Problem description: Extract all lines from the data beneath that include the word "efficaces".

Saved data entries

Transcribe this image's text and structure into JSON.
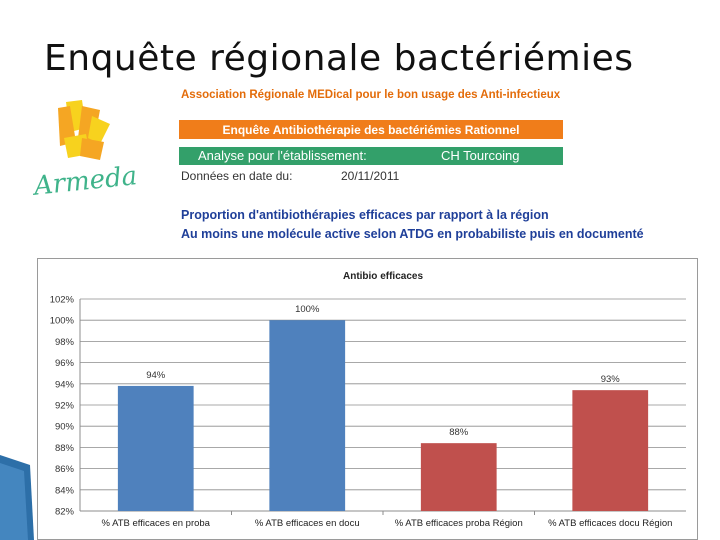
{
  "slide": {
    "title": "Enquête régionale bactériémies"
  },
  "header": {
    "org_name": "Association Régionale MEDical pour le bon usage des Anti-infectieux",
    "survey_banner": "Enquête Antibiothérapie des bactériémies Rationnel",
    "analysis_label": "Analyse pour l'établissement:",
    "establishment": "CH Tourcoing",
    "date_label": "Données en date du:",
    "date_value": "20/11/2011",
    "subtitle_line1": "Proportion d'antibiothérapies efficaces par rapport à la région",
    "subtitle_line2": "Au moins une molécule active selon ATDG en probabiliste puis en documenté"
  },
  "logo": {
    "text": "Armeda",
    "colors": {
      "orange": "#f5a623",
      "yellow": "#f7d21e",
      "green": "#3fb38a"
    }
  },
  "colors": {
    "org_text": "#e36c0a",
    "orange_bar": "#f07d1a",
    "green_bar": "#33a06a",
    "subtitle_text": "#1f3f99",
    "series_establishment": "#4f81bd",
    "series_region": "#c0504d"
  },
  "chart_data": {
    "type": "bar",
    "title": "Antibio efficaces",
    "categories": [
      "% ATB efficaces en proba",
      "% ATB efficaces en docu",
      "% ATB efficaces proba Région",
      "% ATB efficaces docu Région"
    ],
    "values": [
      93.8,
      100,
      88.4,
      93.4
    ],
    "data_labels": [
      "94%",
      "100%",
      "88%",
      "93%"
    ],
    "bar_colors": [
      "#4f81bd",
      "#4f81bd",
      "#c0504d",
      "#c0504d"
    ],
    "ylim": [
      82,
      102
    ],
    "yticks": [
      82,
      84,
      86,
      88,
      90,
      92,
      94,
      96,
      98,
      100,
      102
    ],
    "ytick_labels": [
      "82%",
      "84%",
      "86%",
      "88%",
      "90%",
      "92%",
      "94%",
      "96%",
      "98%",
      "100%",
      "102%"
    ],
    "xlabel": "",
    "ylabel": "",
    "grid": true,
    "legend": false
  }
}
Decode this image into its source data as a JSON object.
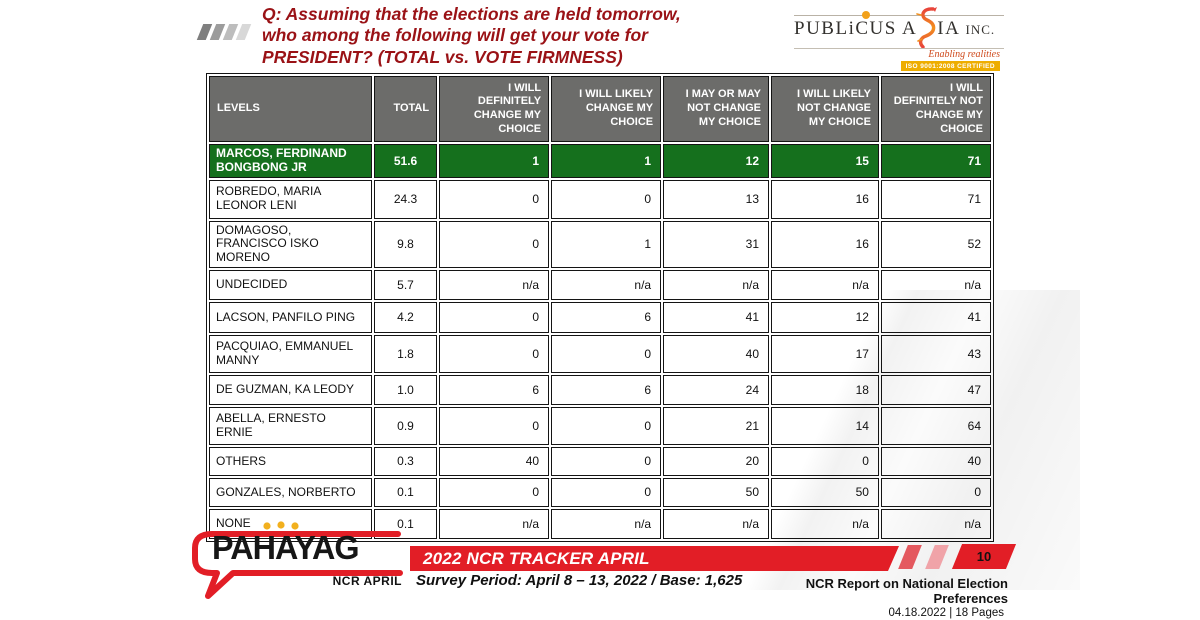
{
  "question": {
    "text": "Q: Assuming that the elections are held tomorrow, who among the following will get your vote for PRESIDENT? (TOTAL vs. VOTE FIRMNESS)"
  },
  "logo": {
    "name_pre": "PUBL",
    "name_i": "i",
    "name_mid": "CUS A",
    "name_post": "IA ",
    "inc": "INC.",
    "tagline": "Enabling realities",
    "badge": "ISO 9001:2008 CERTIFIED"
  },
  "table": {
    "headers": [
      "LEVELS",
      "TOTAL",
      "I WILL DEFINITELY CHANGE MY CHOICE",
      "I WILL LIKELY CHANGE MY CHOICE",
      "I MAY OR MAY NOT CHANGE MY CHOICE",
      "I WILL LIKELY NOT CHANGE MY CHOICE",
      "I WILL DEFINITELY NOT CHANGE MY CHOICE"
    ],
    "rows": [
      {
        "level": "MARCOS, FERDINAND BONGBONG JR",
        "total": "51.6",
        "values": [
          "1",
          "1",
          "12",
          "15",
          "71"
        ],
        "highlight": true
      },
      {
        "level": "ROBREDO, MARIA LEONOR LENI",
        "total": "24.3",
        "values": [
          "0",
          "0",
          "13",
          "16",
          "71"
        ],
        "highlight": false
      },
      {
        "level": "DOMAGOSO, FRANCISCO ISKO MORENO",
        "total": "9.8",
        "values": [
          "0",
          "1",
          "31",
          "16",
          "52"
        ],
        "highlight": false
      },
      {
        "level": "UNDECIDED",
        "total": "5.7",
        "values": [
          "n/a",
          "n/a",
          "n/a",
          "n/a",
          "n/a"
        ],
        "highlight": false
      },
      {
        "level": "LACSON, PANFILO PING",
        "total": "4.2",
        "values": [
          "0",
          "6",
          "41",
          "12",
          "41"
        ],
        "highlight": false
      },
      {
        "level": "PACQUIAO, EMMANUEL MANNY",
        "total": "1.8",
        "values": [
          "0",
          "0",
          "40",
          "17",
          "43"
        ],
        "highlight": false
      },
      {
        "level": "DE GUZMAN, KA LEODY",
        "total": "1.0",
        "values": [
          "6",
          "6",
          "24",
          "18",
          "47"
        ],
        "highlight": false
      },
      {
        "level": "ABELLA, ERNESTO ERNIE",
        "total": "0.9",
        "values": [
          "0",
          "0",
          "21",
          "14",
          "64"
        ],
        "highlight": false
      },
      {
        "level": "OTHERS",
        "total": "0.3",
        "values": [
          "40",
          "0",
          "20",
          "0",
          "40"
        ],
        "highlight": false
      },
      {
        "level": "GONZALES, NORBERTO",
        "total": "0.1",
        "values": [
          "0",
          "0",
          "50",
          "50",
          "0"
        ],
        "highlight": false
      },
      {
        "level": "NONE",
        "total": "0.1",
        "values": [
          "n/a",
          "n/a",
          "n/a",
          "n/a",
          "n/a"
        ],
        "highlight": false
      }
    ]
  },
  "footer": {
    "logo_text": "PAHAYAG",
    "logo_sub": "NCR APRIL",
    "banner": "2022 NCR TRACKER APRIL",
    "survey_period": "Survey Period: April 8 – 13, 2022 / Base: 1,625",
    "page_number": "10",
    "report_title": "NCR Report on National Election Preferences",
    "report_meta": "04.18.2022 | 18 Pages"
  },
  "colors": {
    "question_red": "#9a1216",
    "highlight_green": "#15701d",
    "header_gray": "#6c6c6a",
    "banner_red": "#e21e26",
    "logo_orange": "#f2a11a"
  }
}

Correct result:
    "subtitle_line1": "Proportion d'antibiothérapies efficaces par rapport à la région",
    "title": "Antibio efficaces",
      "% ATB efficaces en proba",
      "% ATB efficaces en docu",
      "% ATB efficaces proba Région",
      "% ATB efficaces docu Région"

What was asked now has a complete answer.